[begin Data for this exercise]

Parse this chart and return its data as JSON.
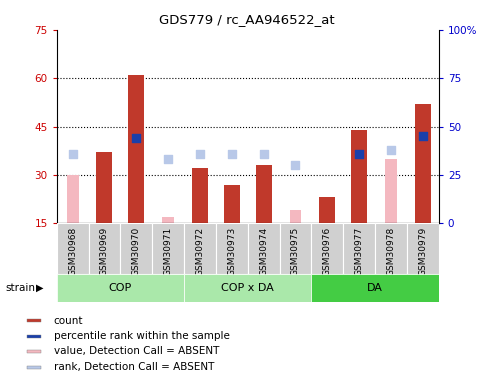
{
  "title": "GDS779 / rc_AA946522_at",
  "samples": [
    "GSM30968",
    "GSM30969",
    "GSM30970",
    "GSM30971",
    "GSM30972",
    "GSM30973",
    "GSM30974",
    "GSM30975",
    "GSM30976",
    "GSM30977",
    "GSM30978",
    "GSM30979"
  ],
  "count_values": [
    0,
    37,
    61,
    0,
    32,
    27,
    33,
    0,
    23,
    44,
    0,
    52
  ],
  "rank_values": [
    0,
    0,
    44,
    0,
    0,
    0,
    0,
    0,
    0,
    36,
    0,
    45
  ],
  "absent_value": [
    30,
    0,
    0,
    17,
    0,
    0,
    0,
    19,
    0,
    0,
    35,
    0
  ],
  "absent_rank": [
    36,
    0,
    0,
    33,
    36,
    36,
    36,
    30,
    0,
    0,
    38,
    0
  ],
  "count_color": "#c0392b",
  "rank_color": "#1a3faa",
  "absent_value_color": "#f4b8c0",
  "absent_rank_color": "#b8c8e8",
  "ylim_left": [
    15,
    75
  ],
  "ylim_right": [
    0,
    100
  ],
  "yticks_left": [
    15,
    30,
    45,
    60,
    75
  ],
  "yticks_right": [
    0,
    25,
    50,
    75,
    100
  ],
  "ylabel_left_color": "#cc0000",
  "ylabel_right_color": "#0000cc",
  "bar_width": 0.5,
  "dot_size": 30,
  "background_color": "#ffffff",
  "plot_bg_color": "#ffffff",
  "tick_label_bg": "#d0d0d0",
  "group_cop_color": "#aae8aa",
  "group_da_color": "#44cc44",
  "legend_items": [
    {
      "color": "#c0392b",
      "label": "count"
    },
    {
      "color": "#1a3faa",
      "label": "percentile rank within the sample"
    },
    {
      "color": "#f4b8c0",
      "label": "value, Detection Call = ABSENT"
    },
    {
      "color": "#b8c8e8",
      "label": "rank, Detection Call = ABSENT"
    }
  ]
}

[end Data for this exercise]

* Directive *
Quote every record above exactly, leaving out the pictures.

* Output of the exercise *
Parse this chart and return its data as JSON.
{
  "title": "GDS779 / rc_AA946522_at",
  "samples": [
    "GSM30968",
    "GSM30969",
    "GSM30970",
    "GSM30971",
    "GSM30972",
    "GSM30973",
    "GSM30974",
    "GSM30975",
    "GSM30976",
    "GSM30977",
    "GSM30978",
    "GSM30979"
  ],
  "count_values": [
    0,
    37,
    61,
    0,
    32,
    27,
    33,
    0,
    23,
    44,
    0,
    52
  ],
  "rank_values": [
    0,
    0,
    44,
    0,
    0,
    0,
    0,
    0,
    0,
    36,
    0,
    45
  ],
  "absent_value": [
    30,
    0,
    0,
    17,
    0,
    0,
    0,
    19,
    0,
    0,
    35,
    0
  ],
  "absent_rank": [
    36,
    0,
    0,
    33,
    36,
    36,
    36,
    30,
    0,
    0,
    38,
    0
  ],
  "count_color": "#c0392b",
  "rank_color": "#1a3faa",
  "absent_value_color": "#f4b8c0",
  "absent_rank_color": "#b8c8e8",
  "ylim_left": [
    15,
    75
  ],
  "ylim_right": [
    0,
    100
  ],
  "yticks_left": [
    15,
    30,
    45,
    60,
    75
  ],
  "yticks_right": [
    0,
    25,
    50,
    75,
    100
  ],
  "ylabel_left_color": "#cc0000",
  "ylabel_right_color": "#0000cc",
  "bar_width": 0.5,
  "dot_size": 30,
  "background_color": "#ffffff",
  "plot_bg_color": "#ffffff",
  "tick_label_bg": "#d0d0d0",
  "group_cop_color": "#aae8aa",
  "group_da_color": "#44cc44",
  "legend_items": [
    {
      "color": "#c0392b",
      "label": "count"
    },
    {
      "color": "#1a3faa",
      "label": "percentile rank within the sample"
    },
    {
      "color": "#f4b8c0",
      "label": "value, Detection Call = ABSENT"
    },
    {
      "color": "#b8c8e8",
      "label": "rank, Detection Call = ABSENT"
    }
  ]
}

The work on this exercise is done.